Text excerpt
========
Most suppliers are made vulnerable as a result. Maquiladoras in the garment sector never know when the next contract will come in, what the lead time will be, and fear potential cancellations—lead firms can often cancel orders without giving appropriate notice or paying a penalty. As the ILO has shown, this situation translates into low salaries and bad working conditions.[6] Something similar happens with skilled workers, such as translators, who provide services for GVCs. They also relate to the lead firms through one-off or short-term quick transactions and suffer from the competition of machine translation.[7]

This acceleration of production—of goods and services—leads to what Rosa calls a ‘frenetic standstill’.[8] The lives of millions are drastically changed as a result of the acceleration of the economy. The speed of the transactions is related to the disadvantageous terms of the contracts as well as with the inability of these suppliers to plan and organize themselves to demand better working conditions. Speed makes competition almost unbearable. People live immersed in a ‘frenetic standstill’, which affects their professional, community and private lives.

If anything, the COVID-19 has shown us the other side of this economic acceleration: deceleration. Like the costs of speed, the risk of a global economic shutdown is also allocated to the most vulnerable people. They have lost their source of income, while lead firms wait and see how the situation develops. In the meantime, the WTO is working towards keeping trade open amid COVID-19.[9] Similarly, the ILO has launched an initiative asking lead firms to pay for finished goods and communicate suppliers the status of business operations and future planning.[10]In a certain way, this initiative benefits lead firms too, as they will need somebody to process their orders when things go back to ‘normal’.

The vocabulary of speed, acceleration (and deceleration) is just one example of the possible ways in which we can talk about the costs of international trade. Speed might be a good indicator for vulnerability, which trade rules can address by adding friction into exchanges and favouring long-term relations as opposed to one-off transactions. This vocabulary would provide us with a new lever to pull to ensure a better distribution of benefits, costs and risks. Crucially, speed and acceleration may relate to other areas too, from the duration of public consultations to the need to plan the application of a new technology.
========
Stored data entries

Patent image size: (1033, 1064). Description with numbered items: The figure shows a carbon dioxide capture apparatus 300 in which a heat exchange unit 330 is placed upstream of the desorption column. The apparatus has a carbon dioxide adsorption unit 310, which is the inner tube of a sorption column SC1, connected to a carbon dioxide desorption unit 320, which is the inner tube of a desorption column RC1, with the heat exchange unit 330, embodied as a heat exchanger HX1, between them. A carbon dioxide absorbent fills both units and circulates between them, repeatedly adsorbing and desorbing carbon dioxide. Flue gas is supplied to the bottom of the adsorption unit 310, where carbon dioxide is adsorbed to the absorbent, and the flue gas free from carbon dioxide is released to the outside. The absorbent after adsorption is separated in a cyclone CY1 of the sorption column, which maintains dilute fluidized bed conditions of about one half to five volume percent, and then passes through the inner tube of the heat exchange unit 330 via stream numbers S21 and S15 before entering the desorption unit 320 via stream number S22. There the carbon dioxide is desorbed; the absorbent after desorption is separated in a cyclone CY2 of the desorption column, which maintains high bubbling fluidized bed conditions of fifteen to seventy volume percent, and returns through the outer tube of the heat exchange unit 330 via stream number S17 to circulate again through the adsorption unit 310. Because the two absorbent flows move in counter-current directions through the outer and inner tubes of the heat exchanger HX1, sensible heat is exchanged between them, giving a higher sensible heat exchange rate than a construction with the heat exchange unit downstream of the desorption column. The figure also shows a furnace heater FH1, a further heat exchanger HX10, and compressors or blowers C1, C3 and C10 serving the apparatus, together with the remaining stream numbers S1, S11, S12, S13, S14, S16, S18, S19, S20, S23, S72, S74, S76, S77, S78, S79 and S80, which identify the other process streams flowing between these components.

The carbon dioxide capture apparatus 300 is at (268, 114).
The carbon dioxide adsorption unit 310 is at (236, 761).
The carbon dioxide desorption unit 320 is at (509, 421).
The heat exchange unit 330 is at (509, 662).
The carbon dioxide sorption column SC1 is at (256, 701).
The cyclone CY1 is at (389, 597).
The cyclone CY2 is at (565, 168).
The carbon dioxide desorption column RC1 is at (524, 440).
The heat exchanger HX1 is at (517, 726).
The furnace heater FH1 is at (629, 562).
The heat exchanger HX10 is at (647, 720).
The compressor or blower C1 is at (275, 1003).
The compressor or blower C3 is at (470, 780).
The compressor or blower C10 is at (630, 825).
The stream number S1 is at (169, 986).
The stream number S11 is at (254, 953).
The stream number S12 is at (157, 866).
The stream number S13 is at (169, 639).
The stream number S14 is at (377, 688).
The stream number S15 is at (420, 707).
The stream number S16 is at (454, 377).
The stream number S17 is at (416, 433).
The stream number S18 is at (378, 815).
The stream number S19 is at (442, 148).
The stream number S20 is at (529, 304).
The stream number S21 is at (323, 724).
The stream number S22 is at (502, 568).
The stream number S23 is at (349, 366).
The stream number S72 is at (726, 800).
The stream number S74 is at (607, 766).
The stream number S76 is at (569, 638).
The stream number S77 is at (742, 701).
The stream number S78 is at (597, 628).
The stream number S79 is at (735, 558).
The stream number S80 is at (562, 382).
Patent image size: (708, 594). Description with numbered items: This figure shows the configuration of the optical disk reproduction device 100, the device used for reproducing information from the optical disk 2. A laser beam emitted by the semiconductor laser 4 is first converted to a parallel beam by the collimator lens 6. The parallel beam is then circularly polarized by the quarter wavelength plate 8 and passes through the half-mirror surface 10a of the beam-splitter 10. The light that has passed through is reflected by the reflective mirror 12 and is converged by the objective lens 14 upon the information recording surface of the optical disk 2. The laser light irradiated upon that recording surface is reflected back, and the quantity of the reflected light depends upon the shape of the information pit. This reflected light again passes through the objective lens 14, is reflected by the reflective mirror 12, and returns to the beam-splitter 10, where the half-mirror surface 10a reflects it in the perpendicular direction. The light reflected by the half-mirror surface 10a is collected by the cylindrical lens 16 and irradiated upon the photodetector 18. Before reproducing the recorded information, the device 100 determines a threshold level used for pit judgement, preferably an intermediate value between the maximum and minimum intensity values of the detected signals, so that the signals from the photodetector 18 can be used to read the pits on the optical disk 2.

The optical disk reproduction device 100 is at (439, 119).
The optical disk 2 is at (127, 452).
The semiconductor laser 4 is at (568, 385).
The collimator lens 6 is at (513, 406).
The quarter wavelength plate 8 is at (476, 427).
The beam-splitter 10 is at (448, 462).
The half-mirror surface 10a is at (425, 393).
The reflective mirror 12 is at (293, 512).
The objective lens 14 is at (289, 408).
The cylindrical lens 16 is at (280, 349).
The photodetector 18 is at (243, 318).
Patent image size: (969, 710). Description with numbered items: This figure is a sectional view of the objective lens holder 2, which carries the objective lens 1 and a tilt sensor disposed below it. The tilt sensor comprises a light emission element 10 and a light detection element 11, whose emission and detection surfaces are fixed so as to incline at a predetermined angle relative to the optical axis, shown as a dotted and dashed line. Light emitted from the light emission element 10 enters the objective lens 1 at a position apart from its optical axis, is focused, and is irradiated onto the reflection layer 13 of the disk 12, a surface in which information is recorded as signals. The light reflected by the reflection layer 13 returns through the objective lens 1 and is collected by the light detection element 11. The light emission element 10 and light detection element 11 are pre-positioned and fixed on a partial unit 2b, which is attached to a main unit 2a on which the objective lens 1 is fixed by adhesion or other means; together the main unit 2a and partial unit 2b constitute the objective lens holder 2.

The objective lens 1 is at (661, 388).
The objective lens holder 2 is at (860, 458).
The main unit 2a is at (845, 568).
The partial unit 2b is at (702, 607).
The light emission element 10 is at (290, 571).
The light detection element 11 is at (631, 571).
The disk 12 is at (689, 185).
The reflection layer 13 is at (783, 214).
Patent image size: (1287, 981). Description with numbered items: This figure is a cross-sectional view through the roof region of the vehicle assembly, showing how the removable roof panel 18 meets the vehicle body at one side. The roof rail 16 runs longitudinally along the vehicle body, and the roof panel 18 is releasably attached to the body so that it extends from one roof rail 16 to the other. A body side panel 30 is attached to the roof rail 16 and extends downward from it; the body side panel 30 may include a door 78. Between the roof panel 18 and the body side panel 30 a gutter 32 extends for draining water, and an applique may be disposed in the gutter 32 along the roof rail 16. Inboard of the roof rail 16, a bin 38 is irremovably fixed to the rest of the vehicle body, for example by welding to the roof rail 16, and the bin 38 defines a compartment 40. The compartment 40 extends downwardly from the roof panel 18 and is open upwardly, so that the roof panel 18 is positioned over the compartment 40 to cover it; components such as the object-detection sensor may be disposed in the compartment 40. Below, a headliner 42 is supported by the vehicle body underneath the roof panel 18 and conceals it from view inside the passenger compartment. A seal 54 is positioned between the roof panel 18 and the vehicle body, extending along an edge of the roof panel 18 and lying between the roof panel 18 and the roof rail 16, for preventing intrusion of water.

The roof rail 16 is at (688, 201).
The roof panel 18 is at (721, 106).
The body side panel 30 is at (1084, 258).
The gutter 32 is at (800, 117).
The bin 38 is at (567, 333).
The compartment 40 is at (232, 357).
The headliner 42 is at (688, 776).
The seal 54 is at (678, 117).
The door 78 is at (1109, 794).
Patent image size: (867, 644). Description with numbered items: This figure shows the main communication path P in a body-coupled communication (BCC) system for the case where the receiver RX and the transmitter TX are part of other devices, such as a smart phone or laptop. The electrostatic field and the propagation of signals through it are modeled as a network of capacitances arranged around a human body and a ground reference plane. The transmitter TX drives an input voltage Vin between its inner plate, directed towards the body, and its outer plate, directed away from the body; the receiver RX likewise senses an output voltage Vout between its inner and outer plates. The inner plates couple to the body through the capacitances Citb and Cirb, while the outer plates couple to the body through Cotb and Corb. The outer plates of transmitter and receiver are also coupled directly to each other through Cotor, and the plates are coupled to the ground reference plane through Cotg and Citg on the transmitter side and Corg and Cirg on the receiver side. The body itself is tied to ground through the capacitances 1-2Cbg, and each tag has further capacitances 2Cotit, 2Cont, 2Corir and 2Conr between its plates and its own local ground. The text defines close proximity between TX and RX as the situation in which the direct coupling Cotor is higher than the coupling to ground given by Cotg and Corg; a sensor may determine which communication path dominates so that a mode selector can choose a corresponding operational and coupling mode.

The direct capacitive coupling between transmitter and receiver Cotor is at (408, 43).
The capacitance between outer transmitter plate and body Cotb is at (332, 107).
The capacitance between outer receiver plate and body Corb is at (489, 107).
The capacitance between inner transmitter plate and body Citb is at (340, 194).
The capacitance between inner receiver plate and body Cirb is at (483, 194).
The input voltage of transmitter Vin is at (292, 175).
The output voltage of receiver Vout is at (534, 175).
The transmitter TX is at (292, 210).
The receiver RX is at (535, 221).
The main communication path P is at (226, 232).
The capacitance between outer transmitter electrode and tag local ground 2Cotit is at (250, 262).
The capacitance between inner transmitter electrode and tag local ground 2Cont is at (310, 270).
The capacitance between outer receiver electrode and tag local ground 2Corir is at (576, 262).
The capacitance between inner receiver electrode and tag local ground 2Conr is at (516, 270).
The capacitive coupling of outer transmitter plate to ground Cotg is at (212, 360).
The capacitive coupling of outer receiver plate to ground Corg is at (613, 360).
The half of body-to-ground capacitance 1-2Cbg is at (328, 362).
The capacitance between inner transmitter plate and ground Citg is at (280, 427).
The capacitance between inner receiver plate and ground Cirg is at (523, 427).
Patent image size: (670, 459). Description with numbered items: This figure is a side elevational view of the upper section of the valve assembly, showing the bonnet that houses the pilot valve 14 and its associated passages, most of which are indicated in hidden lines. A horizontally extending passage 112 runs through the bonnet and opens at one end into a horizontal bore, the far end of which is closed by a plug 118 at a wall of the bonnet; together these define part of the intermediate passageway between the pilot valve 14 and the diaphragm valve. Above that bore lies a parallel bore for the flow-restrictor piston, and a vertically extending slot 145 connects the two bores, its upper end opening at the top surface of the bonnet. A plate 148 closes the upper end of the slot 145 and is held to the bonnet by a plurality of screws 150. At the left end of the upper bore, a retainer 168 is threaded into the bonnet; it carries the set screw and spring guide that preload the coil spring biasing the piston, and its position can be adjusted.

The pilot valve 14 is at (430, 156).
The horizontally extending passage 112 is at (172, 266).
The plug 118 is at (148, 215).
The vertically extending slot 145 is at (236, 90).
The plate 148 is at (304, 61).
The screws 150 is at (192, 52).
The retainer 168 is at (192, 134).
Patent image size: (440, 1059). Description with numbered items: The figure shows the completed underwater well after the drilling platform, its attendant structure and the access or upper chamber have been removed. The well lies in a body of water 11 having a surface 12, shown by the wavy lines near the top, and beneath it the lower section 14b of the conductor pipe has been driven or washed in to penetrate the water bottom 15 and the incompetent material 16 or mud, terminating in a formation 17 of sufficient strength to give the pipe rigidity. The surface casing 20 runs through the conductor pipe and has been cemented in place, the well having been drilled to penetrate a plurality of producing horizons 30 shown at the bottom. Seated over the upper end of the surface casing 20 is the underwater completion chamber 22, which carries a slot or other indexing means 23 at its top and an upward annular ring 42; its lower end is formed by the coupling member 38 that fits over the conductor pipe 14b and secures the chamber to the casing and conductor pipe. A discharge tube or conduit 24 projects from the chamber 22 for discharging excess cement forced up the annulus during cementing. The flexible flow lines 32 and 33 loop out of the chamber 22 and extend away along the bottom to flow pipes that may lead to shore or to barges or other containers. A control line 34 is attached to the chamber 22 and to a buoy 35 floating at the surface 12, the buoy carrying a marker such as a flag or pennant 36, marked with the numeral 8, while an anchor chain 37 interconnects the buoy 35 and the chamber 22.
========
What to do
a - Reproduce the text on speed in global trade word for word, from "The vocabulary of" to "a new technology.".
b - According to the text on speed in global trade, why does the ILO initiative also benefit lead firms? Answer in one to three sentences.
c - Pick up the text on speed in global trade after its last sentence and carry it forward.

Results for each task
a -
The vocabulary of speed, acceleration (and deceleration) is just one example of the possible ways in which we can talk about the costs of international trade. Speed might be a good indicator for vulnerability, which trade rules can address by adding friction into exchanges and favouring long-term relations as opposed to one-off transactions. This vocabulary would provide us with a new lever to pull to ensure a better distribution of benefits, costs and risks. Crucially, speed and acceleration may relate to other areas too, from the duration of public consultations to the need to plan the application of a new technology.

b - The initiative benefits lead firms because they will need somebody to process their orders when things go back to "normal."

c -
Of course, there are other vocabularies to talk about vulnerability and trade from within international economic law. What is important, I think, is to remain attentive to which vocabularies are best to deal with the costs of international trade. The challenge is not to find the most eloquent ideas, but rather the most efficient narrative for the specific purpose. The best vocabulary would be as ambitious as possible, gather enough support, and facilitate coordination among different actors, including the most powerful. Speed may be a good candidate for this task, among others.


[1] Pascal Lamy, ‘Looking Ahead: The New World of Trade - Jan Tumlir Lecture’, (2015) ECIPE, Brussels, 9 March, available at https://ecipe.org/wp-content/uploads/2015/02/PLamy-Speech-09.03.15.pdf.

[2] Robert Hale ‘Coercion and Distribution in a Supposedly Non-Coercive State,’ (1923) 38 Political Science Quarterly 470, 474-6.

[3] Richard Baldwin, The Great Convergence: Information Technology And The New Globalization (2016).

[4] Donatella Alessandrini, ‘Value-capture, Development and Social Reproduction in International Trade Law’ VerfBlog, 2020/3/04, available at https://doi.org/10.17176/20200304-094544-0.

[5] Nicolás M. Perrone, ‘Speed, law and the global economy: How economic acceleration contributes to inequality and precarity’ (2020) Leiden Journal of International Law 1-20.

[6] ILO, ‘Purchasing practices and working conditions in global supply chains: Global Survey results’, (2017) INWORK Issue Brief No.10, available at https://www.ilo.org/wcmsp5/groups/public/---ed_protect/---protrav/---travail/documents/publication/wcms_556336.pdf.

[7]  Kristiina Abdallah, ‘Translators Agency in Production Networks’ in T. Kinnunen and K. Koskinen (eds), Translators’ Agency (2010) 11.

[8] Hartmut Rosa, Social acceleration: A new theory of modernity (2013) 283.